• WHAT THE TASK ASKS: Whenever a line of the material contains the string "right", it should be copied.

• INFORMATION SHOWN:
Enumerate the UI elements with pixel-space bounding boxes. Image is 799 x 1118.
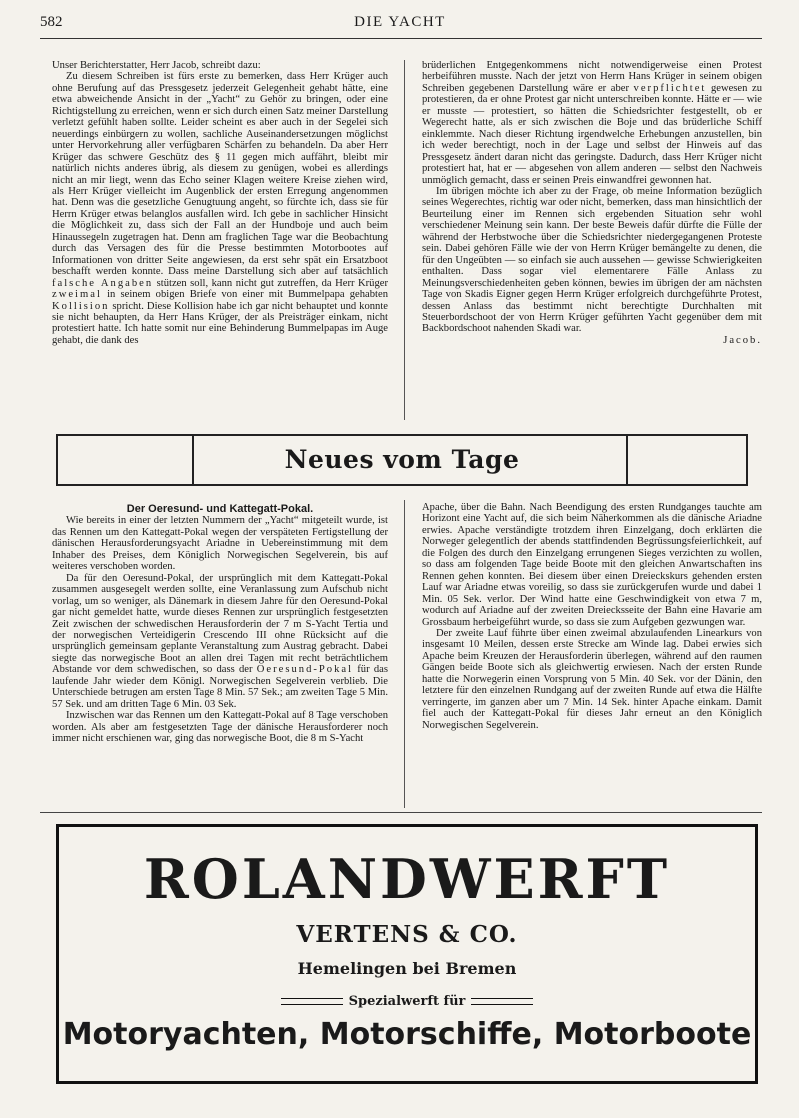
- text-run: Wie bereits in einer der letzten Nummern der „Yacht“ mitgeteilt wurde, ist das Rennen um den Kattegatt-Pokal wegen der verspäteten Fertigstellung der dänischen Herausforderungsyacht Ariadne in Uebereinstimmung mit dem Inhaber des Preises, dem Königlich Norwegischen Segelverein, bis auf weiteres verschoben worden.: [52, 515, 388, 573]
- paragraph: [422, 186, 762, 335]
- footer-rule: [40, 812, 762, 813]
- article-column-right: [422, 60, 762, 422]
- column-divider: [404, 500, 405, 808]
- emphasized-text: zweimal: [52, 289, 102, 301]
- paragraph: [52, 60, 388, 71]
- text-run: Jacob.: [723, 334, 762, 346]
- section-title: Neues vom Tage: [284, 445, 520, 474]
- text-run: Im übrigen möchte ich aber zu der Frage, ob meine Information bezüglich seines Wegerechtes, richtig war oder nicht, bemerken, dass man hinsichtlich der Beurteilung einer im Rennen sich ergebenden Situation sehr wohl verschiedener Meinung sein kann. Der beste Beweis dafür dürfte die Fülle der während der Herbstwoche über die Schiedsrichter niedergegangenen Proteste sein. Dabei gehören Fälle wie der von Herrn Krüger bemängelte zu denen, die für den Ungeübten — so einfach sie auch aussehen — gewisse Schwierigkeiten enthalten. Dass sogar viel elementarere Fälle Anlass zu Meinungsverschiedenheiten geben können, bewies im übrigen der am nächsten Tage von Skadis Eigner gegen Herrn Krüger erfolgreich durchgeführte Protest, dessen Anlass das bestimmt nicht berechtigte Durchhalten mit Steuerbordschoot der von Herrn Krüger geführten Yacht gegenüber dem mit Backbordschoot nahenden Skadi war.: [422, 185, 762, 335]
- paragraph: [52, 710, 388, 744]
- article-column-left: [52, 60, 388, 422]
- paragraph: [422, 60, 762, 186]
- text-run: Inzwischen war das Rennen um den Kattegatt-Pokal auf 8 Tage verschoben worden. Als aber am festgesetzten Tage der dänische Herausforderer noch immer nicht erschienen war, ging das norwegische Boot, die 8 m S-Yacht: [52, 710, 388, 745]
- paragraph: [422, 502, 762, 628]
- text-run: Der zweite Lauf führte über einen zweimal abzulaufenden Linearkurs von insgesamt 10 Meilen, dessen erste Strecke am Winde lag. Dabei erwies sich Apache beim Kreuzen der Herausforderin überlegen, während auf den raumen Gängen beide Boote sich als gleichwertig erwiesen. Nach der ersten Runde hatte die Norwegerin einen Vorsprung von 5 Min. 40 Sek. vor der Dänin, den letztere für den einzelnen Rundgang auf der zweiten Runde auf etwa die Hälfte verringerte, im ganzen aber um 7 Min. 14 Sek. hinter Apache einkam. Damit fiel auch der Kattegatt-Pokal für dieses Jahr erneut an den Königlich Norwegischen Segelverein.: [422, 627, 762, 731]
- text-run: Zu diesem Schreiben ist fürs erste zu bemerken, dass Herr Krüger auch ohne Berufung auf das Pressgesetz jederzeit Gelegenheit gehabt hätte, eine etwa abweichende Ansicht in der „Yacht“ zu Gehör zu bringen, oder eine Richtigstellung zu erreichen, wenn er sich durch einen Satz meiner Darstellung verletzt gefühlt haben sollte. Leider scheint es aber auch in der Segelei sich neuerdings einbürgern zu wollen, sachliche Auseinandersetzungen möglichst unter Hervorkehrung aller verfügbaren Schärfen zu behandeln. Da aber Herr Krüger das schwere Geschütz des § 11 gegen mich auffährt, bleibt mir natürlich nichts anderes übrig, als diesem zu genügen, wobei es allerdings nicht an mir liegt, wenn das Echo seiner Klagen weitere Kreise ziehen wird, als Herr Krüger vielleicht im Augenblick der ersten Erregung angenommen hat. Denn was die gesetzliche Genugtuung angeht, so fürchte ich, dass sie für Herrn Krüger etwas belanglos ausfallen wird. Ich gebe in sachlicher Hinsicht die Möglichkeit zu, dass sich der Fall an der Hundboje und auch beim Hinaussegeln zugetragen hat. Denn am fraglichen Tage war die Beobachtung durch das Versagen des für die Presse bestimmten Motorbootes auf Informationen von dritter Seite angewiesen, da erst sehr spät ein Ersatzboot beschafft werden konnte. Dass meine Darstellung sich aber auf tatsächlich: [52, 71, 388, 278]
- ad-products: Motoryachten, Motorschiffe, Motorboote: [62, 1017, 752, 1052]
- text-run: Unser Berichterstatter, Herr Jacob, schreibt dazu:: [52, 60, 261, 71]
- page-header: [40, 14, 760, 36]
- news-column-left: [52, 504, 388, 809]
- emphasized-text: verpflichtet: [633, 82, 707, 94]
- text-run: Da für den Oeresund-Pokal, der ursprünglich mit dem Kattegatt-Pokal zusammen ausgesegelt werden sollte, eine Veranlassung zum Aufschub nicht vorlag, um so weniger, als Dänemark in diesem Jahre für den Oeresund-Pokal gar nicht gemeldet hatte, wurde dieses Rennen zur ursprünglich festgesetzten Zeit zwischen der schwedischen Herausforderin der 7 m S-Yacht Tertia und der norwegischen Verteidigerin Crescendo III ohne Rücksicht auf die ursprünglich gemeinsam geplante Veranstaltung zum Austrag gebracht. Dabei siegte das norwegische Boot an allen drei Tagen mit recht beträchtlichem Abstande vor dem schwedischen, so dass der: [52, 572, 388, 676]
- paragraph: [52, 515, 388, 572]
- ad-company: VERTENS & CO.: [296, 921, 518, 948]
- ad-firm-name: ROLANDWERFT: [143, 847, 671, 911]
- text-run: in seinem obigen Briefe von einer mit Bummelpapa gehabten: [101, 289, 388, 301]
- shipyard-advertisement: [56, 824, 758, 1084]
- news-column-right: [422, 502, 762, 809]
- ad-specialty-line: [59, 994, 755, 1009]
- ad-location: Hemelingen bei Bremen: [297, 959, 517, 978]
- paragraph: [52, 71, 388, 346]
- text-run: Apache, über die Bahn. Nach Beendigung des ersten Rundganges tauchte am Horizont eine Yacht auf, die sich beim Näherkommen als die dänische Ariadne erwies. Apache verständigte trotzdem ihren Einzelgang, doch erklärten die Norweger gelegentlich der abends stattfindenden Begrüssungsfeierlichkeit, auf die Folgen des durch den Einzelgang errungenen Sieges verzichten zu wollen, so dass am folgenden Tage beide Boote mit den gleichen Anwartschaften ins Rennen gehen konnten. Bei diesem über einen Dreieckskurs gehenden ersten Lauf war Ariadne etwas voreilig, so dass sie zurückgerufen wurde und dabei 1 Min. 05 Sek. verlor. Der Wind hatte eine Geschwindigkeit von etwa 7 m, wodurch auf Ariadne auf der zweiten Dreiecksseite der Bahn eine Havarie am Grossbaum herbeigeführt wurde, so dass sie zum Aufgeben gezwungen war.: [422, 502, 762, 628]
- paragraph: [52, 573, 388, 710]
- emphasized-text: falsche Angaben: [52, 277, 154, 289]
- column-divider: [404, 60, 405, 420]
- author-signature: [422, 335, 762, 346]
- double-rule-right: [471, 998, 533, 1005]
- header-rule: [40, 38, 762, 39]
- text-run: spricht. Diese Kollision habe ich gar nicht behauptet und konnte sie nicht behaupten, da Herr Hans Krüger, der als Preisträger einkam, nicht protestiert hatte. Ich hatte somit nur eine Behinderung Bummelpapas im Auge gehabt, die dank des: [52, 300, 388, 346]
- emphasized-text: Kollision: [52, 300, 110, 312]
- text-run: stützen soll, kann nicht gut zutreffen, da Herr Krüger: [153, 277, 388, 289]
- magazine-title: DIE YACHT: [354, 14, 446, 30]
- text-run: gewesen zu protestieren, da er ohne Protest gar nicht unterschreiben konnte. Hätte er — wie er musste — protestiert, so hätten die Schiedsrichter festgestellt, ob er Wegerecht hatte, als er sich zwischen die Boje und das brüderliche Schiff einklemmte. Nach dieser Richtung irgendwelche Erhebungen anzustellen, bin ich weder berechtigt, noch in der Lage und selbst der Hinweis auf das Pressgesetz ändert daran nicht das geringste. Dadurch, dass Herr Krüger nicht protestiert hat, hat er — abgesehen von allem anderen — selbst den Nachweis unmöglich gemacht, dass er seinen Preis einwandfrei gewonnen hat.: [422, 82, 762, 186]
- page-number: 582: [40, 14, 63, 30]
- double-rule-left: [281, 998, 343, 1005]
- emphasized-text: Oeresund-Pokal: [256, 664, 354, 676]
- text-run: brüderlichen Entgegenkommens nicht notwendigerweise einen Protest herbeiführen musste. Nach der jetzt von Herrn Hans Krüger in seinem obigen Schreiben gegebenen Darstellung wäre er aber: [422, 60, 762, 94]
- ad-specialty: Spezialwerft für: [348, 994, 466, 1009]
- text-run: für das laufende Jahr wieder dem Königl. Norwegischen Segelverein verblieb. Die Unterschiede betrugen am ersten Tage 8 Min. 57 Sek.; am zweiten Tage 5 Min. 57 Sek. und am dritten Tage 6 Min. 03 Sek.: [52, 664, 388, 710]
- news-heading: Der Oeresund- und Kattegatt-Pokal.: [126, 504, 314, 515]
- section-banner: [56, 434, 748, 486]
- paragraph: [422, 628, 762, 731]
- news-body-left: [52, 515, 388, 744]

• EXERCISE ANSWER:
- article-column-right: [422, 60, 762, 422]
- news-column-right: [422, 502, 762, 809]
- double-rule-right: [471, 998, 533, 1005]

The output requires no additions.